## Given request
Word for word, transcribe the lines below and drop the pictures.

====== Task material

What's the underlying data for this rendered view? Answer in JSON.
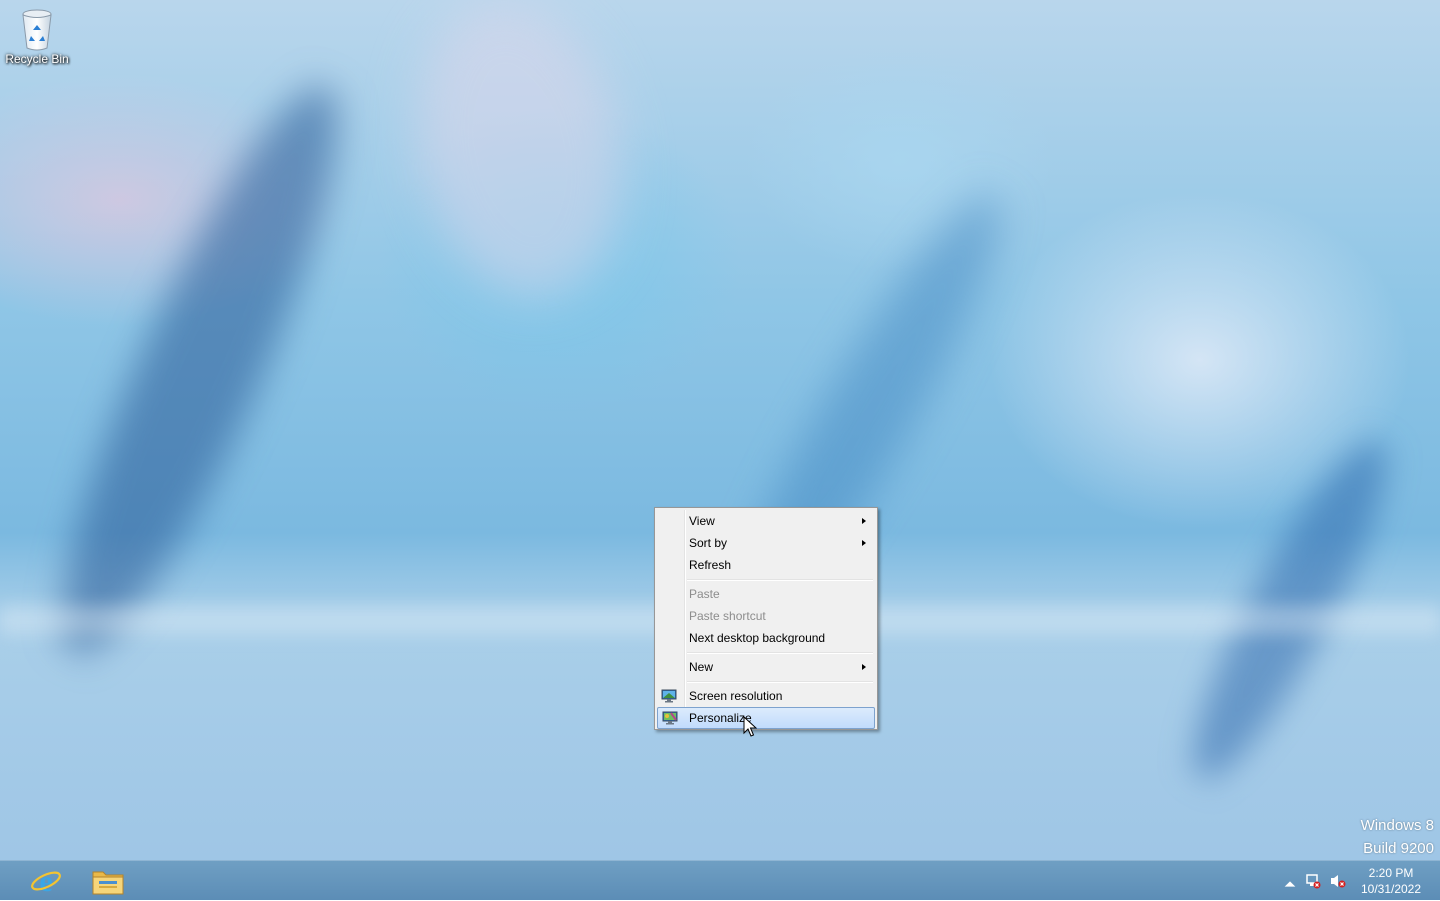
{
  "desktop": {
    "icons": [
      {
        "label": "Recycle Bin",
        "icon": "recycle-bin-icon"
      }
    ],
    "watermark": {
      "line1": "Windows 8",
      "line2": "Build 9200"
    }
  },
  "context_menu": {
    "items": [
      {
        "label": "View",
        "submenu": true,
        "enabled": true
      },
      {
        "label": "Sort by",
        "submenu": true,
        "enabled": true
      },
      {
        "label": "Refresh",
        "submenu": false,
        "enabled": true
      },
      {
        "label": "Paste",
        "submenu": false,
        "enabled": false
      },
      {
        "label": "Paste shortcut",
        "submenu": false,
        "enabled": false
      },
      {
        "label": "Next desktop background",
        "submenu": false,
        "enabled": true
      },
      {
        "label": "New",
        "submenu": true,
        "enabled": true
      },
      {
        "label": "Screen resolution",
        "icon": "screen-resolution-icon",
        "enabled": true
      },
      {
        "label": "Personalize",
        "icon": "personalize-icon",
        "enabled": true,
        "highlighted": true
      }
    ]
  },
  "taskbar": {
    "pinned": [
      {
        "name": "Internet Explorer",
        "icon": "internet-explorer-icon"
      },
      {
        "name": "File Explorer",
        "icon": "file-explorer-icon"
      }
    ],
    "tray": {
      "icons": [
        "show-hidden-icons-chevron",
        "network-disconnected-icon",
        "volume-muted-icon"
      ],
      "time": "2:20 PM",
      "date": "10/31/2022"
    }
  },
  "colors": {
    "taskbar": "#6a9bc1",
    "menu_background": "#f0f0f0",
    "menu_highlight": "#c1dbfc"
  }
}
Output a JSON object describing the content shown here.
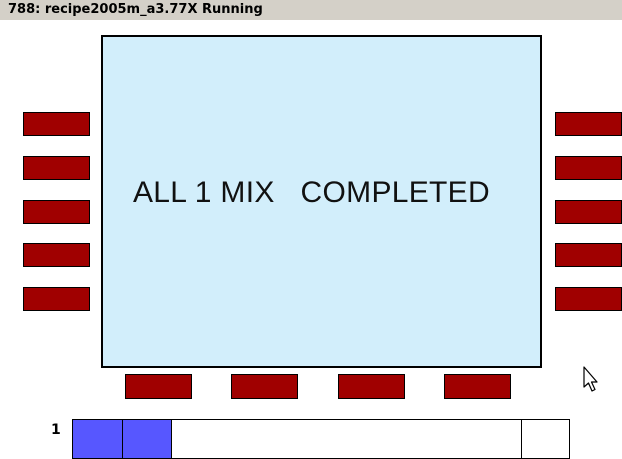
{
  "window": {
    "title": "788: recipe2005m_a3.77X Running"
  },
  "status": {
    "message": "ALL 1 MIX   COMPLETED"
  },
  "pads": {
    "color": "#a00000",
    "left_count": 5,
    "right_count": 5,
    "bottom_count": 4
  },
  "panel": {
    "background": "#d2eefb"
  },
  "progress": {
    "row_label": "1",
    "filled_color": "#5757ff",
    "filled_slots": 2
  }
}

============

## Solution
What's the underlying data for this rendered view? Answer in JSON.
{
  "desktop": {
    "icons": [
      {
        "label": "Recycle Bin",
        "icon": "recycle-bin-icon"
      }
    ],
    "watermark": {
      "line1": "Windows 8",
      "line2": "Build 9200"
    }
  },
  "context_menu": {
    "items": [
      {
        "label": "View",
        "submenu": true,
        "enabled": true
      },
      {
        "label": "Sort by",
        "submenu": true,
        "enabled": true
      },
      {
        "label": "Refresh",
        "submenu": false,
        "enabled": true
      },
      {
        "label": "Paste",
        "submenu": false,
        "enabled": false
      },
      {
        "label": "Paste shortcut",
        "submenu": false,
        "enabled": false
      },
      {
        "label": "Next desktop background",
        "submenu": false,
        "enabled": true
      },
      {
        "label": "New",
        "submenu": true,
        "enabled": true
      },
      {
        "label": "Screen resolution",
        "icon": "screen-resolution-icon",
        "enabled": true
      },
      {
        "label": "Personalize",
        "icon": "personalize-icon",
        "enabled": true,
        "highlighted": true
      }
    ]
  },
  "taskbar": {
    "pinned": [
      {
        "name": "Internet Explorer",
        "icon": "internet-explorer-icon"
      },
      {
        "name": "File Explorer",
        "icon": "file-explorer-icon"
      }
    ],
    "tray": {
      "icons": [
        "show-hidden-icons-chevron",
        "network-disconnected-icon",
        "volume-muted-icon"
      ],
      "time": "2:20 PM",
      "date": "10/31/2022"
    }
  },
  "colors": {
    "taskbar": "#6a9bc1",
    "menu_background": "#f0f0f0",
    "menu_highlight": "#c1dbfc"
  }
}
Output a JSON object describing the content shown here.
{
  "window": {
    "title": "788: recipe2005m_a3.77X Running"
  },
  "status": {
    "message": "ALL 1 MIX   COMPLETED"
  },
  "pads": {
    "color": "#a00000",
    "left_count": 5,
    "right_count": 5,
    "bottom_count": 4
  },
  "panel": {
    "background": "#d2eefb"
  },
  "progress": {
    "row_label": "1",
    "filled_color": "#5757ff",
    "filled_slots": 2
  }
}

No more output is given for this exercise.